Mayor Sly James Recognized for Leadership on Paid Family and Medical Leave

February 6, 2018 - WASHINGTON

Mayor Sly James was recognized last night for his leadership in creating a paid parental leave policy for City employees, making Kansas City among the first cities in the nation to do so. The paid parental leave policy is one component of the Mayor’s Women’s Empowerment initiative, an effort started in 2014 to support women leaders in our city.

“It’s critical for both mothers and fathers to be able to spend that special time after a child’s birth focused on bonding as a family, not worried and stressed about what’s happening at work,” James said. “It’s our responsibility as leaders today to continue the FMLA’s work, providing our employees with the means and support to raise healthy families and strengthen our communities.”

The National Partnership for Women and Families, a nonprofit organization that advocates for policies that focus on women and families, lauded Mayor James and the City at the organization’s congressional reception celebrating the 25th anniversary of the Family and Medical Leave Act (FMLA). The FMLA was the first major piece of legislation to require employers to allow employees to take leave for their own serious illness, to care for a seriously ill family member, or for the birth or adoption of a child, while allowing them to return to their position or an equivalent position. Additionally, this morning Chief of Staff Joni Wickham will represent Kansas City at a congressional roundtable with the Committee on Education and Workforce on the topic of paid leave.

After attending a screening of The Raising of America documentary hosted by Communities Creating Opportunity (CCO) and realizing that his own staff did not have paid maternity leave, James began working with the City Manager’s Office to develop a paid parental leave policy.

Established in 2016, the City’s paid parental leave policy gives employees up to six weeks of paid leave at 100% wage replacement, which can be used by mothers and fathers for the birth or adoption of a child. During the policy’s first year of implementation, 98 employees had already utilized the policy.

“Having the ability to spend quality time with my newborn daughter in the first eight weeks of her life, and not worrying about if I would have a job or financial loss was a blessing to me and my family,” Alexis Wafer, a City employee, said. “I truly appreciate this initiative being put into place.”

Meanwhile, a number of community partnerships formed to address the issue in workplaces across the city. CCO and the Health Department teamed up to focus on community outreach to promote childhood health and advocating for paid leave. The Women’s Foundation and the Society of Human Resource Management of Greater Kansas City collaborated to bring the When Works Initiative to Kansas City. When Work Works provides best practices for flexible and effective workplaces, and sponsors an award, which scores businesses’ flexible and family-friendly policies against a national sample and provides free benchmarking to businesses.

Mayor James and the City were recognized previously for leadership in paid leave policy by CCO. Additionally, the Women’s Foundation announced in November The “Mayor James He’s for Change Internship” in honor of work to empower women economically and increase the number of women serving on city boards and commissions. Through a partnership with the Women’s Foundation on the Appointments Project, Mayor James’ administration has increased female representation on Kansas City, Missouri’s boards and commissions from 33% in 2014 to 42% in 2017.

**Work task 1**
According to the paid leave article, how many weeks of paid leave does the City's policy give employees?
**Work task 2**
Name every person mentioned by name in the paid leave article.
**Work task 3**
In the paid leave article, rename "paid parental leave policy" to "paid family leave policy" in the part that opens with the words containing "February 6, 2018" and closes with "in our city.".
The records come from a separate source than the text.

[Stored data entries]
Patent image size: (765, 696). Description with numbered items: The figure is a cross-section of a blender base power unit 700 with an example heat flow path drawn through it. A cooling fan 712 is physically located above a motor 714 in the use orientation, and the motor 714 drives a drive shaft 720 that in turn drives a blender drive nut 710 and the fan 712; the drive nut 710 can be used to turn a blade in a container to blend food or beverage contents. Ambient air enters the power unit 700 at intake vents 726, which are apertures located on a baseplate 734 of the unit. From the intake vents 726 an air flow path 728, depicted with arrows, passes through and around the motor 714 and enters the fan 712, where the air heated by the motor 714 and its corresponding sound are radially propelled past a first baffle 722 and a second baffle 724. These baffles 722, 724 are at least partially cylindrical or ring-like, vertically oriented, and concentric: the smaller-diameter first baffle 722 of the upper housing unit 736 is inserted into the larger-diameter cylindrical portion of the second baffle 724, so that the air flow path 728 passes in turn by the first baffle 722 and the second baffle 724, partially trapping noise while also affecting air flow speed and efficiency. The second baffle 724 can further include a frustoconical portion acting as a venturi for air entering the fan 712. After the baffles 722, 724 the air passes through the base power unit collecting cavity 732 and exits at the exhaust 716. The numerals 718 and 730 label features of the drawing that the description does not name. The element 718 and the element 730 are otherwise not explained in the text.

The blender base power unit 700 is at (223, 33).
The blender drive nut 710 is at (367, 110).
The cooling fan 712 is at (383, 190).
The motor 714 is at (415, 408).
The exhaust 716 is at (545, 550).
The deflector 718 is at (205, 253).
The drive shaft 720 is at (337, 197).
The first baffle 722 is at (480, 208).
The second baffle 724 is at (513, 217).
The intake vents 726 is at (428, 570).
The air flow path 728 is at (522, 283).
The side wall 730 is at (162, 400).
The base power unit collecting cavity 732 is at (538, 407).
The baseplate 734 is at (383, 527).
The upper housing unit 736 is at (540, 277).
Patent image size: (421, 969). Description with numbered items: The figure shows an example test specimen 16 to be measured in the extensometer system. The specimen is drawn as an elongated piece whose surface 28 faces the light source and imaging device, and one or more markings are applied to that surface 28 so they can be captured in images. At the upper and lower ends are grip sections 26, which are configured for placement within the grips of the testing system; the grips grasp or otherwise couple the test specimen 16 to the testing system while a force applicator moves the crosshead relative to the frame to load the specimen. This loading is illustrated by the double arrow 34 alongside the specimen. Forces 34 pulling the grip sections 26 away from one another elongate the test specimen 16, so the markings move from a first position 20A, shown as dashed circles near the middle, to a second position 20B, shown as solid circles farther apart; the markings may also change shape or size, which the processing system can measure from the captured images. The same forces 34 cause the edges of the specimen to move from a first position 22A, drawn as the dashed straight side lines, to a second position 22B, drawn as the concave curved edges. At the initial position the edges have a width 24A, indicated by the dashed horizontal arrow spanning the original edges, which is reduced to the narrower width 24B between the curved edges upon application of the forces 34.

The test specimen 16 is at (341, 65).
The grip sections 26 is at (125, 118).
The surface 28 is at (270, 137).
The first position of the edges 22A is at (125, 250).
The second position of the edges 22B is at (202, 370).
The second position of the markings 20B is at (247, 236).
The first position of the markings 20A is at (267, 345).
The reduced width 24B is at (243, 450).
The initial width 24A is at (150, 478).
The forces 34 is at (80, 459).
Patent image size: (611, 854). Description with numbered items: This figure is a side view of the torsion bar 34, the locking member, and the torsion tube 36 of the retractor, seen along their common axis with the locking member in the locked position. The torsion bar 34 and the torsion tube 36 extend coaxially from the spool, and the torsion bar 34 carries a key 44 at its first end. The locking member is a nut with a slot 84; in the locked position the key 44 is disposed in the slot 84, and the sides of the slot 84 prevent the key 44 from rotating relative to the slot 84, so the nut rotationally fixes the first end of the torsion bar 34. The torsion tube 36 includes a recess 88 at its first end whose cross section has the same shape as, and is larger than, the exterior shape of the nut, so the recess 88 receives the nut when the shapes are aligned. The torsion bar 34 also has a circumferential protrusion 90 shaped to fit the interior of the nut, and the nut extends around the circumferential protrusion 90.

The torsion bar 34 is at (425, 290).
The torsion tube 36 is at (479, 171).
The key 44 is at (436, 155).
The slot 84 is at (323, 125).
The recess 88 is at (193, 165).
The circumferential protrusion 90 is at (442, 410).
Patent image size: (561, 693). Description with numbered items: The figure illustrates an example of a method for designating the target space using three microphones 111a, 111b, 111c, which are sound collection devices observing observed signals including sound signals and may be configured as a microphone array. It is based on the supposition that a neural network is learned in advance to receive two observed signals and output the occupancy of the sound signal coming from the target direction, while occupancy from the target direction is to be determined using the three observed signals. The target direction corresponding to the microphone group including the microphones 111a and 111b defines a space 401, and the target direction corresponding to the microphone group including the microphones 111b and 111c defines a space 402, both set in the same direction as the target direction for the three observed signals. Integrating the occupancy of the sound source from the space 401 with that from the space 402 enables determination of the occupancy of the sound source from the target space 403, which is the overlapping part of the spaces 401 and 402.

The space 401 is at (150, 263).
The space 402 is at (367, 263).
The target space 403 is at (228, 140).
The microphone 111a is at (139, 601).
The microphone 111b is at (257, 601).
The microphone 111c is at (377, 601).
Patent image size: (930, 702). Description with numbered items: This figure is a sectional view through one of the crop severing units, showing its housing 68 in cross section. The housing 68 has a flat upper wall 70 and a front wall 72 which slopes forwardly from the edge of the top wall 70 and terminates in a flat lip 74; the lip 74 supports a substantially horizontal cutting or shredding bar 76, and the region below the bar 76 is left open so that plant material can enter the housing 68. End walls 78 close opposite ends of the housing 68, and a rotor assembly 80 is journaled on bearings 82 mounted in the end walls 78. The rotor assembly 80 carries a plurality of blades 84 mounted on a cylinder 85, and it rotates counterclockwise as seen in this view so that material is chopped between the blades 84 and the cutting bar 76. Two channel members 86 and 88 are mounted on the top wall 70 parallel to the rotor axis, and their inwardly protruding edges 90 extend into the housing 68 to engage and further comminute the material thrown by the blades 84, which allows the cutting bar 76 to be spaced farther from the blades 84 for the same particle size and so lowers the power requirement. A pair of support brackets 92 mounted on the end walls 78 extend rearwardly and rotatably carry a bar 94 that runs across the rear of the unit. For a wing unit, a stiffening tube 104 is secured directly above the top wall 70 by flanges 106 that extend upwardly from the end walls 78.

**Result 1**
Up to six weeks of paid leave at 100% wage replacement.

**Result 2**
Sly James, Joni Wickham, Alexis Wafer

**Result 3**
February 6, 2018 - WASHINGTON

Mayor Sly James was recognized last night for his leadership in creating a paid family leave policy for City employees, making Kansas City among the first cities in the nation to do so. The paid family leave policy is one component of the Mayor’s Women’s Empowerment initiative, an effort started in 2014 to support women leaders in our city.